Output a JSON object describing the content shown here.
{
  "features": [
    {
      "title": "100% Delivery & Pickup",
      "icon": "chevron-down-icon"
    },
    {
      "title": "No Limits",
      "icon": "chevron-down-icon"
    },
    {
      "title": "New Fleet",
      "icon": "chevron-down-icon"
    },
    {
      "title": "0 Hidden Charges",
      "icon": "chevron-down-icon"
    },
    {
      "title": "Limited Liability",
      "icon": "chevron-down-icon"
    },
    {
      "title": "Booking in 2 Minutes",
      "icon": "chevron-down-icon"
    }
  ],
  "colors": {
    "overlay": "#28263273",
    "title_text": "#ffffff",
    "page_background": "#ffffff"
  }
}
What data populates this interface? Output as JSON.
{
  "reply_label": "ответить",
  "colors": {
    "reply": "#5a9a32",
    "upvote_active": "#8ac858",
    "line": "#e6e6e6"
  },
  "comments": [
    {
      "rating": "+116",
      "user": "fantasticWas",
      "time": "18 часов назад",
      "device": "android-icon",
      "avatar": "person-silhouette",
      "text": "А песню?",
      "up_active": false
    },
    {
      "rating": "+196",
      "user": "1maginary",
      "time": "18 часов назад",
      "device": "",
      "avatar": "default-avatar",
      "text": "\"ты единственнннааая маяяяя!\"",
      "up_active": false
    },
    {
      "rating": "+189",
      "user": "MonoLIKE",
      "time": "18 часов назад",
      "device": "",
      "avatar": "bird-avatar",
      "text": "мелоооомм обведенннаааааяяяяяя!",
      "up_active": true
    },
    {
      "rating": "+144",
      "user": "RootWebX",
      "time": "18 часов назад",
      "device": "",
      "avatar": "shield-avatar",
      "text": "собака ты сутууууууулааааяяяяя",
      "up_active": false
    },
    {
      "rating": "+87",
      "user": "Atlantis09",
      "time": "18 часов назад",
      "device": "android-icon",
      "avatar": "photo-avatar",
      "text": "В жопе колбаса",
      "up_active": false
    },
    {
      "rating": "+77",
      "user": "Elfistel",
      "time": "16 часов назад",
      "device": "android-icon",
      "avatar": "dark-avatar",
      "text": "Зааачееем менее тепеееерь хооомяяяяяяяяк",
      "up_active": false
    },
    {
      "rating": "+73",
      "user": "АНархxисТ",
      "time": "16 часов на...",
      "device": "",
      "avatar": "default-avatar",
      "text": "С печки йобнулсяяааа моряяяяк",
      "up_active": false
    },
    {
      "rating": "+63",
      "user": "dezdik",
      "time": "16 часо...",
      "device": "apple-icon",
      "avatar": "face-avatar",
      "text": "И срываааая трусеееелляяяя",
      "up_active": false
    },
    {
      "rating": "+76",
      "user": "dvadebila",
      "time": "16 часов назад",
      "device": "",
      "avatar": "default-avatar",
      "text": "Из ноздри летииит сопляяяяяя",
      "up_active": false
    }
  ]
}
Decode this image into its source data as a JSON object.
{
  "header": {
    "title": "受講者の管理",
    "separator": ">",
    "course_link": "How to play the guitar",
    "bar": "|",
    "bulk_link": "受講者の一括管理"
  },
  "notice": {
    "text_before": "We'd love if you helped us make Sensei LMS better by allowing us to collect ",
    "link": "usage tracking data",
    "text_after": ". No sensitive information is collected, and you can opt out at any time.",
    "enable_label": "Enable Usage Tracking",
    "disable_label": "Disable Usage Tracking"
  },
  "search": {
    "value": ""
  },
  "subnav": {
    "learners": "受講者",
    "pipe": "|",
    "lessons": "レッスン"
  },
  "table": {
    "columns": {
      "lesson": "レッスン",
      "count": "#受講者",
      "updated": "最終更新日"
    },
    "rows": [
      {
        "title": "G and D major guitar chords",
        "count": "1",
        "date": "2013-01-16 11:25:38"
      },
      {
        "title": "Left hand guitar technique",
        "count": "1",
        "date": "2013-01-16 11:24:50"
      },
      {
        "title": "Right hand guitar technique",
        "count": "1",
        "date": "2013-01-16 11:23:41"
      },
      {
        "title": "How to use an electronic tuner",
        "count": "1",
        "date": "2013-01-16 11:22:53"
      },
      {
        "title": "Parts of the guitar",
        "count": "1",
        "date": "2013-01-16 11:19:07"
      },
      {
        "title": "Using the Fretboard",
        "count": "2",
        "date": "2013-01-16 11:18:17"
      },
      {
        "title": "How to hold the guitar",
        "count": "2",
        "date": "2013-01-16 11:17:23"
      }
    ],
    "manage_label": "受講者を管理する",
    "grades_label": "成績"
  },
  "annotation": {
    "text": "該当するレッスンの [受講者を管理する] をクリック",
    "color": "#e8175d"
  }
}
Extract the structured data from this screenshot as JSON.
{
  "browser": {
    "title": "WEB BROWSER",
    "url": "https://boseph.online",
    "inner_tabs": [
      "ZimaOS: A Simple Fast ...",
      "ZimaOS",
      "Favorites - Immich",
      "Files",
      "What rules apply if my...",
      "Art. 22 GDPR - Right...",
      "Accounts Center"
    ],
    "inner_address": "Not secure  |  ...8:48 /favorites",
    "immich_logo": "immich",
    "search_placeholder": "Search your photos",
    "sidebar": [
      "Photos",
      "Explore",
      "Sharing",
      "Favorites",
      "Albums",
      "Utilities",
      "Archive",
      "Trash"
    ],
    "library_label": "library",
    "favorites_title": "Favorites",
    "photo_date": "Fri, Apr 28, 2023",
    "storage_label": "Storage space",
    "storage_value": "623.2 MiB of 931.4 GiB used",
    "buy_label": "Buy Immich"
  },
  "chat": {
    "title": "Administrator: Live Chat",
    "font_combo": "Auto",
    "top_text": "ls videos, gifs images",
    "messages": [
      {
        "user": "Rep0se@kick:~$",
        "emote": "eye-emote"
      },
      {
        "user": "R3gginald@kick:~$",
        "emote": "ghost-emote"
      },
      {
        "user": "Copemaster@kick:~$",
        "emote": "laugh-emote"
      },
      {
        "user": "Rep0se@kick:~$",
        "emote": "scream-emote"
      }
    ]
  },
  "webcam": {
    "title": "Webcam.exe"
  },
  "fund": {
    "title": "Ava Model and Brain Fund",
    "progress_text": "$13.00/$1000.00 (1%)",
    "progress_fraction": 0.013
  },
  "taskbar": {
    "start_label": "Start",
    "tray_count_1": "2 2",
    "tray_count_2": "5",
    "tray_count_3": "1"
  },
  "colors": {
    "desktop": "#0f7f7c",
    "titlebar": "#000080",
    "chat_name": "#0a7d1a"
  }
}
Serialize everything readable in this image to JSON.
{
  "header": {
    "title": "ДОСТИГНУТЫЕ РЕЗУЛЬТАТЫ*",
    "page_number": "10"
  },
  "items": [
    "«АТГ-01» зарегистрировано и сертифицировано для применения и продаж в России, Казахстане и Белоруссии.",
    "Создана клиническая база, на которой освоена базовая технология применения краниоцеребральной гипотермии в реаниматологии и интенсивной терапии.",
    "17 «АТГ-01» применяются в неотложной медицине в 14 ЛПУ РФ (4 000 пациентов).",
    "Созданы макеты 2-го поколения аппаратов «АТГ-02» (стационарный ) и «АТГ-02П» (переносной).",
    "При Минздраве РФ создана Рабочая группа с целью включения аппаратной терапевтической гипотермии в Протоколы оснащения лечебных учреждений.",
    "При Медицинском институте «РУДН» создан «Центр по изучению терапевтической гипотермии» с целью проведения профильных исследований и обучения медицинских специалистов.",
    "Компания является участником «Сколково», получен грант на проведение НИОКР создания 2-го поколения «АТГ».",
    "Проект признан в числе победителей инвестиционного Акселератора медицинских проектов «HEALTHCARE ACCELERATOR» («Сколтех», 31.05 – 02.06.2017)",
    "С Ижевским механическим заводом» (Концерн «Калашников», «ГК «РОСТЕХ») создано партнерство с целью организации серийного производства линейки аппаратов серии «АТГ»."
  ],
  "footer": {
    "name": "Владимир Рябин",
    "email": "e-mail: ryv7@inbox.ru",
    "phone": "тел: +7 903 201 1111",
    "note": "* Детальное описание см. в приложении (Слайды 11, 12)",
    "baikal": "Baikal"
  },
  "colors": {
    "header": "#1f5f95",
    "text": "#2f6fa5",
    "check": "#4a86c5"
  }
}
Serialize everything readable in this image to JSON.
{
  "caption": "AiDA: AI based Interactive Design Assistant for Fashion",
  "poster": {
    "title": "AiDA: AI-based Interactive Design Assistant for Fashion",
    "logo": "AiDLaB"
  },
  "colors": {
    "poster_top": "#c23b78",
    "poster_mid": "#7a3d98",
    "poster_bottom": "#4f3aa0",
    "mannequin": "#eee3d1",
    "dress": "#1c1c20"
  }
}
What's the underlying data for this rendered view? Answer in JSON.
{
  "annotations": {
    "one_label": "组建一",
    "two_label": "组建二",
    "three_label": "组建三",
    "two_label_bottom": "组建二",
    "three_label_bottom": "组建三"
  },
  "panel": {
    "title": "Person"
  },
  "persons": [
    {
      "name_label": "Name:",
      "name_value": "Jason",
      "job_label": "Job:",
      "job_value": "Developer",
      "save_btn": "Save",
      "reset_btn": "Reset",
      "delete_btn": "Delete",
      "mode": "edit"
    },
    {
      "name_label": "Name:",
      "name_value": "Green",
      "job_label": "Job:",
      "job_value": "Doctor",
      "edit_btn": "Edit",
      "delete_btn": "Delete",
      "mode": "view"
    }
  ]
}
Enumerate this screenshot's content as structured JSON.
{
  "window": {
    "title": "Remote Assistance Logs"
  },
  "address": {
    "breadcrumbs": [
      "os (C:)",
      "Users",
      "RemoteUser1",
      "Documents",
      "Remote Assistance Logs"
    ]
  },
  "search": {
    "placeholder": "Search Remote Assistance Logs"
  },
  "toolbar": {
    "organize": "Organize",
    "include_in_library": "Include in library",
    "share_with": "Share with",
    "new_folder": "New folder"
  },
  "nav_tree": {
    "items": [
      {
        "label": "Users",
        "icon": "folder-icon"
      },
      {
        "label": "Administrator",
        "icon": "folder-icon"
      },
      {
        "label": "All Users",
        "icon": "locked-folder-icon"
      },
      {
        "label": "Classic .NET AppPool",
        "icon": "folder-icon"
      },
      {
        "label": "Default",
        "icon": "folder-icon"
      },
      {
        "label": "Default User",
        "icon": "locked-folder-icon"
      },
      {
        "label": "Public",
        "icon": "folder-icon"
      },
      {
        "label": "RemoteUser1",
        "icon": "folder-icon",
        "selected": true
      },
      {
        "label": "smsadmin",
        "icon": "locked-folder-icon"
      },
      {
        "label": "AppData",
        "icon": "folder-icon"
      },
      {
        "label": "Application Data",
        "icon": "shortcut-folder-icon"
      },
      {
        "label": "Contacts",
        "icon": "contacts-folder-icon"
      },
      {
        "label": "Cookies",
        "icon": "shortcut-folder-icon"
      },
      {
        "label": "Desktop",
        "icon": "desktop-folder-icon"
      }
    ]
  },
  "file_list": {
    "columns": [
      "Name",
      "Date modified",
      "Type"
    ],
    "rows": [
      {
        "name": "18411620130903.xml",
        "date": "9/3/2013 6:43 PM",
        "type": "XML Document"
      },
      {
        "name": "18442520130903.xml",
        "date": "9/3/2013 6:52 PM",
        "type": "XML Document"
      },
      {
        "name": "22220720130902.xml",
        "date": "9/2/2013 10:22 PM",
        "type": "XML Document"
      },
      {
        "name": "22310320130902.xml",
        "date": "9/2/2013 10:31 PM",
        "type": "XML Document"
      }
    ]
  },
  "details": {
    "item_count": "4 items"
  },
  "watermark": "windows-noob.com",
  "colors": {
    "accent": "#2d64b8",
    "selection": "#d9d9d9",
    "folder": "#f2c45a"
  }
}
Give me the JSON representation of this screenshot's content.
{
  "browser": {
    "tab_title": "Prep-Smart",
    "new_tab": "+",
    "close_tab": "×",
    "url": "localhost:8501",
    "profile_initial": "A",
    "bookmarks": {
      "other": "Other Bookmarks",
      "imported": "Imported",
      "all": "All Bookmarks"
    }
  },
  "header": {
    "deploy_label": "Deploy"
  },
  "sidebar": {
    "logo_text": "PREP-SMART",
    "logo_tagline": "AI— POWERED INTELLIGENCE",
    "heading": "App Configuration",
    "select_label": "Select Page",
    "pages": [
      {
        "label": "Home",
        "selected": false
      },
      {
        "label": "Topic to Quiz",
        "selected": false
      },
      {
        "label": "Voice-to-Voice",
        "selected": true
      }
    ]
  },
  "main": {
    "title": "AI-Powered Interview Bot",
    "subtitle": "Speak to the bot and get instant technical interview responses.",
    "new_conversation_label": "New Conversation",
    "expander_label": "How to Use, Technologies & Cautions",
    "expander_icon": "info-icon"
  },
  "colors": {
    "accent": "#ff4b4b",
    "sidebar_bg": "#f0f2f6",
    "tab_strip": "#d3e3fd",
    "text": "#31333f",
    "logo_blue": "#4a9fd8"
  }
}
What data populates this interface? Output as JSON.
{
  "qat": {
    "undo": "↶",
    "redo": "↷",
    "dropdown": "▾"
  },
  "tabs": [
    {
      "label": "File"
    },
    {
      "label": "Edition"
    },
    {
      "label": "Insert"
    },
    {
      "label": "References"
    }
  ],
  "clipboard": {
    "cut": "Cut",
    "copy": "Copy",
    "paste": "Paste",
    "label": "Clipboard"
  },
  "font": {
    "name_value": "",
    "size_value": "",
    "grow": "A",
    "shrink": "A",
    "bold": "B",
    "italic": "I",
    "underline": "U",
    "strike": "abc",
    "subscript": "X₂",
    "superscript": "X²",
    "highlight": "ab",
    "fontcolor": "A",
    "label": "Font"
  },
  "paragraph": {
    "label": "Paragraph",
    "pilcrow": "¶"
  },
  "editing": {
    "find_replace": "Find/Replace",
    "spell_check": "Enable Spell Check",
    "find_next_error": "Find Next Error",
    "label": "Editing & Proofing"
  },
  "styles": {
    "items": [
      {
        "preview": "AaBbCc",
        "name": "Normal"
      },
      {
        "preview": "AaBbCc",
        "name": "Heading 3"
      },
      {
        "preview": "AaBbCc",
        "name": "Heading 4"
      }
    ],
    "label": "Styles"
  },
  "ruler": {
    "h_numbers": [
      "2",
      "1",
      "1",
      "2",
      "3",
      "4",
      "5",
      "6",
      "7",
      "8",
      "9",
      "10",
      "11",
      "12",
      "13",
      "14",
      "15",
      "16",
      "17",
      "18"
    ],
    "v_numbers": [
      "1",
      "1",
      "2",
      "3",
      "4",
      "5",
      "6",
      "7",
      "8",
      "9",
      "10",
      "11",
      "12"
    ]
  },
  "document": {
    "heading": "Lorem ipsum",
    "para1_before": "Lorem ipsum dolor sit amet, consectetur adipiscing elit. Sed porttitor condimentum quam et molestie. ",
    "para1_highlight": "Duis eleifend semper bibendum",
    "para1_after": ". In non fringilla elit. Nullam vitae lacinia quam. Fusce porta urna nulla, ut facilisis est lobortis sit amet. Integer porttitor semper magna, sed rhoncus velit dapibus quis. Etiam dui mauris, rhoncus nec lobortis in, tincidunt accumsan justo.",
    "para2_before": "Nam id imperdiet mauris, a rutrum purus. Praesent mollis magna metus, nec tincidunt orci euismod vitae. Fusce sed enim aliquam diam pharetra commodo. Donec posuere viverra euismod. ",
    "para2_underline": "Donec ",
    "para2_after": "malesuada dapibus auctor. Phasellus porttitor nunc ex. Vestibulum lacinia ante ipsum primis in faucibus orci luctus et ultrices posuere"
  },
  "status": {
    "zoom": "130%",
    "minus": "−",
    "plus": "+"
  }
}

◆ **Work to do**
Pick each line holding the word "mauris" out of the listing.

◆ **Reply to the task**
    "para1_after": ". In non fringilla elit. Nullam vitae lacinia quam. Fusce porta urna nulla, ut facilisis est lobortis sit amet. Integer porttitor semper magna, sed rhoncus velit dapibus quis. Etiam dui mauris, rhoncus nec lobortis in, tincidunt accumsan justo.",
    "para2_before": "Nam id imperdiet mauris, a rutrum purus. Praesent mollis magna metus, nec tincidunt orci euismod vitae. Fusce sed enim aliquam diam pharetra commodo. Donec posuere viverra euismod. ",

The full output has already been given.